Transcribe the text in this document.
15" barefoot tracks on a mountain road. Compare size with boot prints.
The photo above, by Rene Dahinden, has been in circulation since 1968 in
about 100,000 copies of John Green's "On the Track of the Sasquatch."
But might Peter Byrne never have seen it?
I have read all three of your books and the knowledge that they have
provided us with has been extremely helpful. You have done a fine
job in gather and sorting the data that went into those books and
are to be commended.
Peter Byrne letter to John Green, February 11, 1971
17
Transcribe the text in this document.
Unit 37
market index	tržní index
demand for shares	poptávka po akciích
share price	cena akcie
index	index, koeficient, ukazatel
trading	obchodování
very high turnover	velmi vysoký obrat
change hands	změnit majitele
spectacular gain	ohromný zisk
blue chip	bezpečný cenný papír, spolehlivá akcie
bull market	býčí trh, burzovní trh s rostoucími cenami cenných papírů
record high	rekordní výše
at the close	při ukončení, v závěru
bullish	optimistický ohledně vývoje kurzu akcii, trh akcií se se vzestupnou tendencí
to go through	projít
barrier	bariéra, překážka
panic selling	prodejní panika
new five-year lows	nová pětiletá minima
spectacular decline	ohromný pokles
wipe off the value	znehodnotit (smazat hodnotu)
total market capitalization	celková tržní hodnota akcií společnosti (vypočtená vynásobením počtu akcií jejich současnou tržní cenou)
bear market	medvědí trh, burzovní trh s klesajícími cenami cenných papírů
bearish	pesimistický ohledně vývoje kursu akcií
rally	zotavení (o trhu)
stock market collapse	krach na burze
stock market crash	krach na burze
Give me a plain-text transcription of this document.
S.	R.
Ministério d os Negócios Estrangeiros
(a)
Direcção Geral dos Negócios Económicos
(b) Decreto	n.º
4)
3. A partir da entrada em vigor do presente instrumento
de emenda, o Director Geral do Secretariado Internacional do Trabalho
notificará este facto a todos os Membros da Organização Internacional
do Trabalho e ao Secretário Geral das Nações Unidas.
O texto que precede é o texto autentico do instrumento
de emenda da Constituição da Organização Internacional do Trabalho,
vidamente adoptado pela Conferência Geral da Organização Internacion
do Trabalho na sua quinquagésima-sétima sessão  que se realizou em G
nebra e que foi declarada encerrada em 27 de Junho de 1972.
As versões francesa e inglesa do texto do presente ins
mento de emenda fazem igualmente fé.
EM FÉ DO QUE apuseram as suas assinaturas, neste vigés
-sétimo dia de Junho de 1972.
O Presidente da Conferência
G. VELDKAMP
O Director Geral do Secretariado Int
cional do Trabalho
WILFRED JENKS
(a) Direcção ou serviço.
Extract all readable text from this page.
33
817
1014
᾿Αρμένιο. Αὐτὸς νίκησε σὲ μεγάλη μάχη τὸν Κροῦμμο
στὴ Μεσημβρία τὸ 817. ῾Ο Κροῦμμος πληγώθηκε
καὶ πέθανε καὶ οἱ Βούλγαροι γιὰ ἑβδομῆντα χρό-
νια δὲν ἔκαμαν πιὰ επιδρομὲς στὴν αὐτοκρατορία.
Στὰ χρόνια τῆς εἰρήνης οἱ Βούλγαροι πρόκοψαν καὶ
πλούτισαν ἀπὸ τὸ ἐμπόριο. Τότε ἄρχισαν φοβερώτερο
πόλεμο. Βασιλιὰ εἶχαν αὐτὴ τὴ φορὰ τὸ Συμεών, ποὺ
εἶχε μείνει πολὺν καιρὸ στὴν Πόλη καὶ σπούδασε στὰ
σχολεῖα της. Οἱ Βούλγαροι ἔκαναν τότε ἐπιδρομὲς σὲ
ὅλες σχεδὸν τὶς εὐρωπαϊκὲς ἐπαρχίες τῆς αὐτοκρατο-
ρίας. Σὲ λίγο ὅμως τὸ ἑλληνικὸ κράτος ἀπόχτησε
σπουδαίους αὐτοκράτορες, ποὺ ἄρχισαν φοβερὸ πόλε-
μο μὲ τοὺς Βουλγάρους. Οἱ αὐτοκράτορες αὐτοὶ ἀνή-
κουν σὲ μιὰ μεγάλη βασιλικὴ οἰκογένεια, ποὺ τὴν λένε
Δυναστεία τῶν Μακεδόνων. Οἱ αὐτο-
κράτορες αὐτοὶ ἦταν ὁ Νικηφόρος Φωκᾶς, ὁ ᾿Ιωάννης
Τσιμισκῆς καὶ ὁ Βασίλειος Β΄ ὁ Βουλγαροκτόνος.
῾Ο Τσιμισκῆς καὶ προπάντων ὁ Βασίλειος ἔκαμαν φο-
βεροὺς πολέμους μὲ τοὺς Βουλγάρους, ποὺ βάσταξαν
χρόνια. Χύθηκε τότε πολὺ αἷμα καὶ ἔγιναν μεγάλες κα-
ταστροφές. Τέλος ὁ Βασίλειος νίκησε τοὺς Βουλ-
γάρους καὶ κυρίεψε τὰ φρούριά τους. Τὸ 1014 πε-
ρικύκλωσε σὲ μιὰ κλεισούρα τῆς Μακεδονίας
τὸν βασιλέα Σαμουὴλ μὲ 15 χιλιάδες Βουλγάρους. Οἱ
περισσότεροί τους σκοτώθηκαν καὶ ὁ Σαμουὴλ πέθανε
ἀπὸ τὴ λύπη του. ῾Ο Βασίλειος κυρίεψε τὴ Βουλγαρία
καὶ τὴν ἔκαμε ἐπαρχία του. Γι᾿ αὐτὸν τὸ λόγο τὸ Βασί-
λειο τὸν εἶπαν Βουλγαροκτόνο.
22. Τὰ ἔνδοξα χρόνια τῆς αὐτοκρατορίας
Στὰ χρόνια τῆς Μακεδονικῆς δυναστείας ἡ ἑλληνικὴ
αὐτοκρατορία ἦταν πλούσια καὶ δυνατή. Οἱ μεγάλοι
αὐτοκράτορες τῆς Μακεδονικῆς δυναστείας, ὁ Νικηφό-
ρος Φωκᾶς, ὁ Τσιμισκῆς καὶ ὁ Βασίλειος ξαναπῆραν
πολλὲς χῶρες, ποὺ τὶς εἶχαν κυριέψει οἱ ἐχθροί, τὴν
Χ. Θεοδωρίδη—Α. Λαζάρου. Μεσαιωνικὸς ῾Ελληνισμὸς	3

=-=-=-=-=

What to produce:
Repeat every entry exactly, please.

Reply to the task:
Transcribe the text in this document.
15" barefoot tracks on a mountain road. Compare size with boot prints.
The photo above, by Rene Dahinden, has been in circulation since 1968 in
about 100,000 copies of John Green's "On the Track of the Sasquatch."
But might Peter Byrne never have seen it?
I have read all three of your books and the knowledge that they have
provided us with has been extremely helpful. You have done a fine
job in gather and sorting the data that went into those books and
are to be commended.
Peter Byrne letter to John Green, February 11, 1971
17
Transcribe the text in this document.
Unit 37
market index	tržní index
demand for shares	poptávka po akciích
share price	cena akcie
index	index, koeficient, ukazatel
trading	obchodování
very high turnover	velmi vysoký obrat
change hands	změnit majitele
spectacular gain	ohromný zisk
blue chip	bezpečný cenný papír, spolehlivá akcie
bull market	býčí trh, burzovní trh s rostoucími cenami cenných papírů
record high	rekordní výše
at the close	při ukončení, v závěru
bullish	optimistický ohledně vývoje kurzu akcii, trh akcií se se vzestupnou tendencí
to go through	projít
barrier	bariéra, překážka
panic selling	prodejní panika
new five-year lows	nová pětiletá minima
spectacular decline	ohromný pokles
wipe off the value	znehodnotit (smazat hodnotu)
total market capitalization	celková tržní hodnota akcií společnosti (vypočtená vynásobením počtu akcií jejich současnou tržní cenou)
bear market	medvědí trh, burzovní trh s klesajícími cenami cenných papírů
bearish	pesimistický ohledně vývoje kursu akcií
rally	zotavení (o trhu)
stock market collapse	krach na burze
stock market crash	krach na burze
Give me a plain-text transcription of this document.
S.	R.
Ministério d os Negócios Estrangeiros
(a)
Direcção Geral dos Negócios Económicos
(b) Decreto	n.º
4)
3. A partir da entrada em vigor do presente instrumento
de emenda, o Director Geral do Secretariado Internacional do Trabalho
notificará este facto a todos os Membros da Organização Internacional
do Trabalho e ao Secretário Geral das Nações Unidas.
O texto que precede é o texto autentico do instrumento
de emenda da Constituição da Organização Internacional do Trabalho,
vidamente adoptado pela Conferência Geral da Organização Internacion
do Trabalho na sua quinquagésima-sétima sessão  que se realizou em G
nebra e que foi declarada encerrada em 27 de Junho de 1972.
As versões francesa e inglesa do texto do presente ins
mento de emenda fazem igualmente fé.
EM FÉ DO QUE apuseram as suas assinaturas, neste vigés
-sétimo dia de Junho de 1972.
O Presidente da Conferência
G. VELDKAMP
O Director Geral do Secretariado Int
cional do Trabalho
WILFRED JENKS
(a) Direcção ou serviço.
Extract all readable text from this page.
33
817
1014
᾿Αρμένιο. Αὐτὸς νίκησε σὲ μεγάλη μάχη τὸν Κροῦμμο
στὴ Μεσημβρία τὸ 817. ῾Ο Κροῦμμος πληγώθηκε
καὶ πέθανε καὶ οἱ Βούλγαροι γιὰ ἑβδομῆντα χρό-
νια δὲν ἔκαμαν πιὰ επιδρομὲς στὴν αὐτοκρατορία.
Στὰ χρόνια τῆς εἰρήνης οἱ Βούλγαροι πρόκοψαν καὶ
πλούτισαν ἀπὸ τὸ ἐμπόριο. Τότε ἄρχισαν φοβερώτερο
πόλεμο. Βασιλιὰ εἶχαν αὐτὴ τὴ φορὰ τὸ Συμεών, ποὺ
εἶχε μείνει πολὺν καιρὸ στὴν Πόλη καὶ σπούδασε στὰ
σχολεῖα της. Οἱ Βούλγαροι ἔκαναν τότε ἐπιδρομὲς σὲ
ὅλες σχεδὸν τὶς εὐρωπαϊκὲς ἐπαρχίες τῆς αὐτοκρατο-
ρίας. Σὲ λίγο ὅμως τὸ ἑλληνικὸ κράτος ἀπόχτησε
σπουδαίους αὐτοκράτορες, ποὺ ἄρχισαν φοβερὸ πόλε-
μο μὲ τοὺς Βουλγάρους. Οἱ αὐτοκράτορες αὐτοὶ ἀνή-
κουν σὲ μιὰ μεγάλη βασιλικὴ οἰκογένεια, ποὺ τὴν λένε
Δυναστεία τῶν Μακεδόνων. Οἱ αὐτο-
κράτορες αὐτοὶ ἦταν ὁ Νικηφόρος Φωκᾶς, ὁ ᾿Ιωάννης
Τσιμισκῆς καὶ ὁ Βασίλειος Β΄ ὁ Βουλγαροκτόνος.
῾Ο Τσιμισκῆς καὶ προπάντων ὁ Βασίλειος ἔκαμαν φο-
βεροὺς πολέμους μὲ τοὺς Βουλγάρους, ποὺ βάσταξαν
χρόνια. Χύθηκε τότε πολὺ αἷμα καὶ ἔγιναν μεγάλες κα-
ταστροφές. Τέλος ὁ Βασίλειος νίκησε τοὺς Βουλ-
γάρους καὶ κυρίεψε τὰ φρούριά τους. Τὸ 1014 πε-
ρικύκλωσε σὲ μιὰ κλεισούρα τῆς Μακεδονίας
τὸν βασιλέα Σαμουὴλ μὲ 15 χιλιάδες Βουλγάρους. Οἱ
περισσότεροί τους σκοτώθηκαν καὶ ὁ Σαμουὴλ πέθανε
ἀπὸ τὴ λύπη του. ῾Ο Βασίλειος κυρίεψε τὴ Βουλγαρία
καὶ τὴν ἔκαμε ἐπαρχία του. Γι᾿ αὐτὸν τὸ λόγο τὸ Βασί-
λειο τὸν εἶπαν Βουλγαροκτόνο.
22. Τὰ ἔνδοξα χρόνια τῆς αὐτοκρατορίας
Στὰ χρόνια τῆς Μακεδονικῆς δυναστείας ἡ ἑλληνικὴ
αὐτοκρατορία ἦταν πλούσια καὶ δυνατή. Οἱ μεγάλοι
αὐτοκράτορες τῆς Μακεδονικῆς δυναστείας, ὁ Νικηφό-
ρος Φωκᾶς, ὁ Τσιμισκῆς καὶ ὁ Βασίλειος ξαναπῆραν
πολλὲς χῶρες, ποὺ τὶς εἶχαν κυριέψει οἱ ἐχθροί, τὴν
Χ. Θεοδωρίδη—Α. Λαζάρου. Μεσαιωνικὸς ῾Ελληνισμὸς	3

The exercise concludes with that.